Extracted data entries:

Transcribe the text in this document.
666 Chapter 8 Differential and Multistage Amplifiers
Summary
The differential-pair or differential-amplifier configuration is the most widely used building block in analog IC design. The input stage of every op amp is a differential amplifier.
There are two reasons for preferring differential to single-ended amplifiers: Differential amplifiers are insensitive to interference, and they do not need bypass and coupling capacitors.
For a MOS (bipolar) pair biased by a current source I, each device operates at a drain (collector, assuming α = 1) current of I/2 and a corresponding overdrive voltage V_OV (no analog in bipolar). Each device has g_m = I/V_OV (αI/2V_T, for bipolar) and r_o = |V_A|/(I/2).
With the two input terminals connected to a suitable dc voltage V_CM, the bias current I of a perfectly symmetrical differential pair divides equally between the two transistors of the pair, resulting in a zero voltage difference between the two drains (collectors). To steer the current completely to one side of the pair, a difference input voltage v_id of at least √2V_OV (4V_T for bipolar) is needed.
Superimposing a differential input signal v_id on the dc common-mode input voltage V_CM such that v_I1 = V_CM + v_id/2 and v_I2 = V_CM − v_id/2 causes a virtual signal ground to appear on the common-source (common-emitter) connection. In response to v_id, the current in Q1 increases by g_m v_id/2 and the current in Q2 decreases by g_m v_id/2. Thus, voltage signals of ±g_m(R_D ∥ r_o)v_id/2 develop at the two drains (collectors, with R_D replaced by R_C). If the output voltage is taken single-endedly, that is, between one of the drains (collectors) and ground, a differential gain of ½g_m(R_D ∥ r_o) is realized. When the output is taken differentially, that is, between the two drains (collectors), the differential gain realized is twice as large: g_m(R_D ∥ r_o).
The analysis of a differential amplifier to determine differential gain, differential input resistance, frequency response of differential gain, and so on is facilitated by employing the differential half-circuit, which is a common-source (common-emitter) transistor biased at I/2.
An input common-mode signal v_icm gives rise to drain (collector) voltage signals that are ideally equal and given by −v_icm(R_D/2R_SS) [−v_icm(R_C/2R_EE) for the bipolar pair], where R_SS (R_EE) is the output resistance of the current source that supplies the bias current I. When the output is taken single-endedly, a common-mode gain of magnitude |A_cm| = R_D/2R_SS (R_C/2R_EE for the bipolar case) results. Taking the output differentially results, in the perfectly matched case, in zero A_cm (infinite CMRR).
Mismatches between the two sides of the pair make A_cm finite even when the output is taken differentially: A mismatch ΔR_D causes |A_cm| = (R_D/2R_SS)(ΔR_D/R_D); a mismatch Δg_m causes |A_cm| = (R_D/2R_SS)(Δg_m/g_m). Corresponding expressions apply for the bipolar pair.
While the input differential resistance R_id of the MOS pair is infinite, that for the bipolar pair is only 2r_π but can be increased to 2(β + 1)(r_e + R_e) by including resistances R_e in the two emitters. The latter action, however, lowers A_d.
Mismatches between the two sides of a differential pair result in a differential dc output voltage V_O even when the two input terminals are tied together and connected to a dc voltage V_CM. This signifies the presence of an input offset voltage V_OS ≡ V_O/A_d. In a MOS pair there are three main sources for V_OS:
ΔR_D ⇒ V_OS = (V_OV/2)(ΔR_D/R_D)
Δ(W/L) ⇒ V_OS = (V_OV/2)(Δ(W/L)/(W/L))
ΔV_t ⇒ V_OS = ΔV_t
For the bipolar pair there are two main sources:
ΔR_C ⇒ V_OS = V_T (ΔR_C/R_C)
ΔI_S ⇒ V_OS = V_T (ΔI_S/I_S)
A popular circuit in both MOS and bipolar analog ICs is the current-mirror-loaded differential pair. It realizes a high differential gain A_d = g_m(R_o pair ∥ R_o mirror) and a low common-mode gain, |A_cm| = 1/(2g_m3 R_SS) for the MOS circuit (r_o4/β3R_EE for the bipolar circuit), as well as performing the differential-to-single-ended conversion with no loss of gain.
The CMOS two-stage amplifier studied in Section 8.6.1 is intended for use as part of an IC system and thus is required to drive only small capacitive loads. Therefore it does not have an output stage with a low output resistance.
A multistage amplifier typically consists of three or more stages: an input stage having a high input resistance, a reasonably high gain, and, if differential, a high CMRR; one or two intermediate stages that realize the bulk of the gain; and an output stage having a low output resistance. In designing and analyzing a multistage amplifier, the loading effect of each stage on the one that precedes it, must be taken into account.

Set problem: Output the complete data exactly as written.

Exercise solution:
Transcribe the text in this document.
666 Chapter 8 Differential and Multistage Amplifiers
Summary
The differential-pair or differential-amplifier configuration is the most widely used building block in analog IC design. The input stage of every op amp is a differential amplifier.
There are two reasons for preferring differential to single-ended amplifiers: Differential amplifiers are insensitive to interference, and they do not need bypass and coupling capacitors.
For a MOS (bipolar) pair biased by a current source I, each device operates at a drain (collector, assuming α = 1) current of I/2 and a corresponding overdrive voltage V_OV (no analog in bipolar). Each device has g_m = I/V_OV (αI/2V_T, for bipolar) and r_o = |V_A|/(I/2).
With the two input terminals connected to a suitable dc voltage V_CM, the bias current I of a perfectly symmetrical differential pair divides equally between the two transistors of the pair, resulting in a zero voltage difference between the two drains (collectors). To steer the current completely to one side of the pair, a difference input voltage v_id of at least √2V_OV (4V_T for bipolar) is needed.
Superimposing a differential input signal v_id on the dc common-mode input voltage V_CM such that v_I1 = V_CM + v_id/2 and v_I2 = V_CM − v_id/2 causes a virtual signal ground to appear on the common-source (common-emitter) connection. In response to v_id, the current in Q1 increases by g_m v_id/2 and the current in Q2 decreases by g_m v_id/2. Thus, voltage signals of ±g_m(R_D ∥ r_o)v_id/2 develop at the two drains (collectors, with R_D replaced by R_C). If the output voltage is taken single-endedly, that is, between one of the drains (collectors) and ground, a differential gain of ½g_m(R_D ∥ r_o) is realized. When the output is taken differentially, that is, between the two drains (collectors), the differential gain realized is twice as large: g_m(R_D ∥ r_o).
The analysis of a differential amplifier to determine differential gain, differential input resistance, frequency response of differential gain, and so on is facilitated by employing the differential half-circuit, which is a common-source (common-emitter) transistor biased at I/2.
An input common-mode signal v_icm gives rise to drain (collector) voltage signals that are ideally equal and given by −v_icm(R_D/2R_SS) [−v_icm(R_C/2R_EE) for the bipolar pair], where R_SS (R_EE) is the output resistance of the current source that supplies the bias current I. When the output is taken single-endedly, a common-mode gain of magnitude |A_cm| = R_D/2R_SS (R_C/2R_EE for the bipolar case) results. Taking the output differentially results, in the perfectly matched case, in zero A_cm (infinite CMRR).
Mismatches between the two sides of the pair make A_cm finite even when the output is taken differentially: A mismatch ΔR_D causes |A_cm| = (R_D/2R_SS)(ΔR_D/R_D); a mismatch Δg_m causes |A_cm| = (R_D/2R_SS)(Δg_m/g_m). Corresponding expressions apply for the bipolar pair.
While the input differential resistance R_id of the MOS pair is infinite, that for the bipolar pair is only 2r_π but can be increased to 2(β + 1)(r_e + R_e) by including resistances R_e in the two emitters. The latter action, however, lowers A_d.
Mismatches between the two sides of a differential pair result in a differential dc output voltage V_O even when the two input terminals are tied together and connected to a dc voltage V_CM. This signifies the presence of an input offset voltage V_OS ≡ V_O/A_d. In a MOS pair there are three main sources for V_OS:
ΔR_D ⇒ V_OS = (V_OV/2)(ΔR_D/R_D)
Δ(W/L) ⇒ V_OS = (V_OV/2)(Δ(W/L)/(W/L))
ΔV_t ⇒ V_OS = ΔV_t
For the bipolar pair there are two main sources:
ΔR_C ⇒ V_OS = V_T (ΔR_C/R_C)
ΔI_S ⇒ V_OS = V_T (ΔI_S/I_S)
A popular circuit in both MOS and bipolar analog ICs is the current-mirror-loaded differential pair. It realizes a high differential gain A_d = g_m(R_o pair ∥ R_o mirror) and a low common-mode gain, |A_cm| = 1/(2g_m3 R_SS) for the MOS circuit (r_o4/β3R_EE for the bipolar circuit), as well as performing the differential-to-single-ended conversion with no loss of gain.
The CMOS two-stage amplifier studied in Section 8.6.1 is intended for use as part of an IC system and thus is required to drive only small capacitive loads. Therefore it does not have an output stage with a low output resistance.
A multistage amplifier typically consists of three or more stages: an input stage having a high input resistance, a reasonably high gain, and, if differential, a high CMRR; one or two intermediate stages that realize the bulk of the gain; and an output stage having a low output resistance. In designing and analyzing a multistage amplifier, the loading effect of each stage on the one that precedes it, must be taken into account.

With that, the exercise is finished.